**** Provided material ****

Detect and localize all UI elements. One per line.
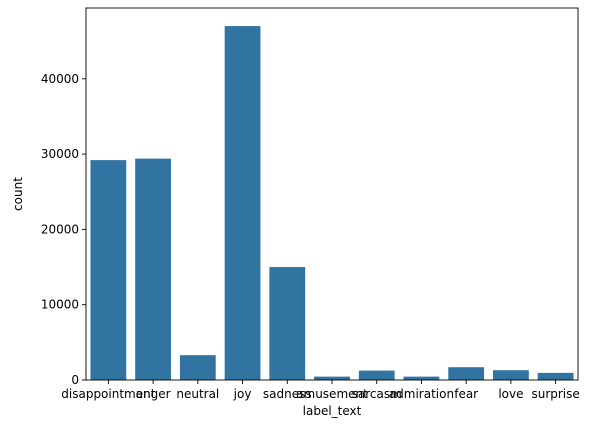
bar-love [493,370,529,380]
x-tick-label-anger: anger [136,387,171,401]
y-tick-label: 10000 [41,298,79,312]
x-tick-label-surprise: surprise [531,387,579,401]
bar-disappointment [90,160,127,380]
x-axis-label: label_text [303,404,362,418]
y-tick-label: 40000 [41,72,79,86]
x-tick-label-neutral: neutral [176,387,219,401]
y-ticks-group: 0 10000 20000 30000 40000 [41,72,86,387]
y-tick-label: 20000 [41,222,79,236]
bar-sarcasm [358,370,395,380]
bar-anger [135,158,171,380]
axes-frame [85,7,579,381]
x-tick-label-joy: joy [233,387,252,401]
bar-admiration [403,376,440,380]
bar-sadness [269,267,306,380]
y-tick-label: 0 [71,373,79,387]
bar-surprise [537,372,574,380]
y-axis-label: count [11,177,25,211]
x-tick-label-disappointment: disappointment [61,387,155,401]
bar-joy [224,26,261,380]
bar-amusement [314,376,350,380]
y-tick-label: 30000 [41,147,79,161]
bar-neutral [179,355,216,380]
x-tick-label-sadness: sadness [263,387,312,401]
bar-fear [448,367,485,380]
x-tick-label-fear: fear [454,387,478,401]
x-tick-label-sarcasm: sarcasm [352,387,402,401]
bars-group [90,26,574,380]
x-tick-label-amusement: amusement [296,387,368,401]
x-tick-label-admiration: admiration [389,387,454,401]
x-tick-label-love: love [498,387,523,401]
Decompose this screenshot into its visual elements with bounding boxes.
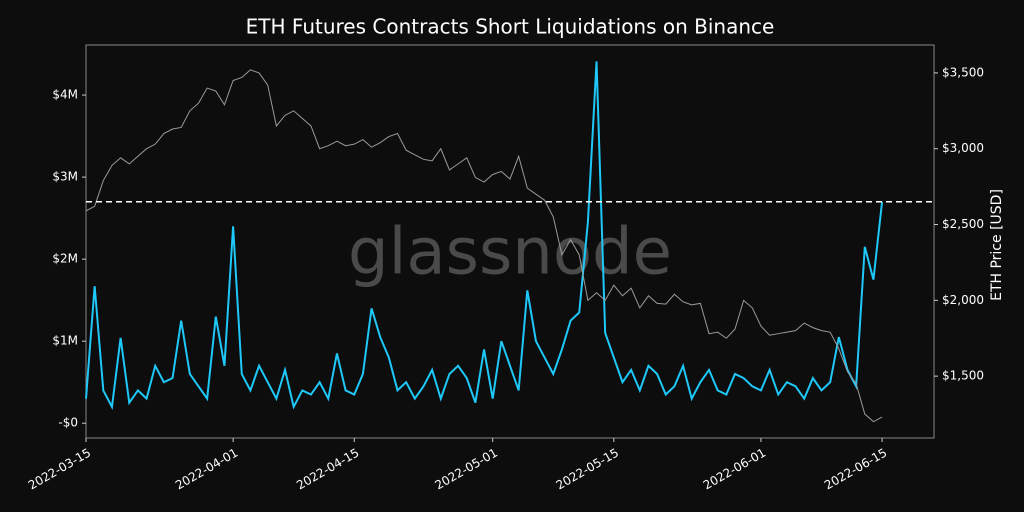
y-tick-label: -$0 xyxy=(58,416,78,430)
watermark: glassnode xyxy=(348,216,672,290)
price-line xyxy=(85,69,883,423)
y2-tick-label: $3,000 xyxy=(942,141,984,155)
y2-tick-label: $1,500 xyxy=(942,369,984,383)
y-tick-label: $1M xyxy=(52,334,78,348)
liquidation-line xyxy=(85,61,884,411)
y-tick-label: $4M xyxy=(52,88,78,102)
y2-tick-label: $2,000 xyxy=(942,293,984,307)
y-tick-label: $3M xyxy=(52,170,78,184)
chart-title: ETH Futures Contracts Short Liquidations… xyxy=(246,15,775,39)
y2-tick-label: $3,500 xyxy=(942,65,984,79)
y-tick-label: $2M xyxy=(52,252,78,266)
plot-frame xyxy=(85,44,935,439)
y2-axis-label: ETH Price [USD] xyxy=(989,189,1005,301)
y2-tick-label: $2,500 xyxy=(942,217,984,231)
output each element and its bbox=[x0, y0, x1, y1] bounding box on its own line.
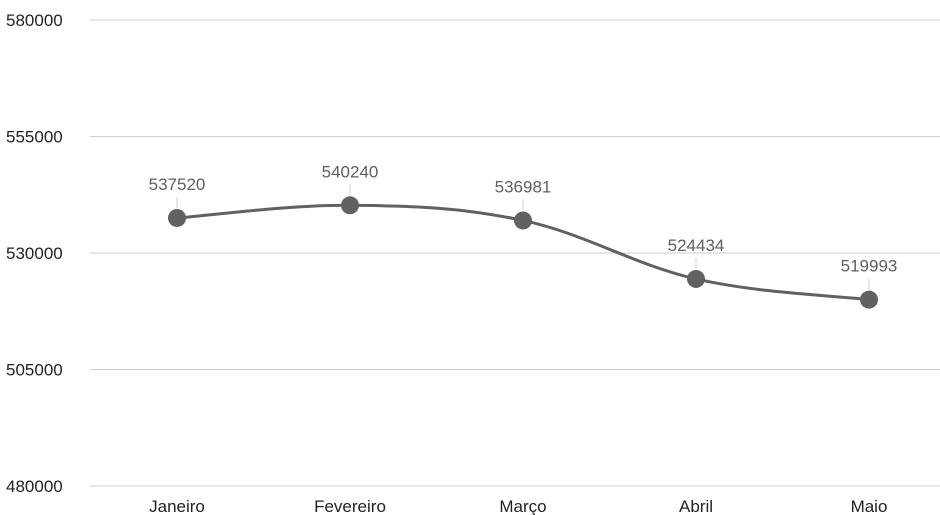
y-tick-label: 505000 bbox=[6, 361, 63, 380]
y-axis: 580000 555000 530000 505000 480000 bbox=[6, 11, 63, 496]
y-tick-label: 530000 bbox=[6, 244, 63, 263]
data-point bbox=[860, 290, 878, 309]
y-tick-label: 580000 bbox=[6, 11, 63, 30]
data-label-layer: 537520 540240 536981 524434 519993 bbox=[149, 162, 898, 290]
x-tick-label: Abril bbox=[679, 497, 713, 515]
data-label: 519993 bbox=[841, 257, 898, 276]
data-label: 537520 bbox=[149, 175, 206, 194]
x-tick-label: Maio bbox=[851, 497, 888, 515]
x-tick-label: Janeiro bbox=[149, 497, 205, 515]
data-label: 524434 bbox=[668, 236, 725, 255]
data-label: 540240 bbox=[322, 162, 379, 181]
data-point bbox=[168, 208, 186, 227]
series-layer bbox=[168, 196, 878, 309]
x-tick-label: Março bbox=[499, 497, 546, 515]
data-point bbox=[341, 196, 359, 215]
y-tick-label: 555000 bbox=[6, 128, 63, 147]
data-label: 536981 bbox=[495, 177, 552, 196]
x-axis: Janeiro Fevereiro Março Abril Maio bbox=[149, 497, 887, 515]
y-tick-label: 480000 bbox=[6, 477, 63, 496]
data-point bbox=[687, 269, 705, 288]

****

Objective - Please pull out every line of the records that contains the string "admiration", matching case exactly.

Task response -
bar-admiration [403,376,440,380]
x-tick-label-admiration: admiration [389,387,454,401]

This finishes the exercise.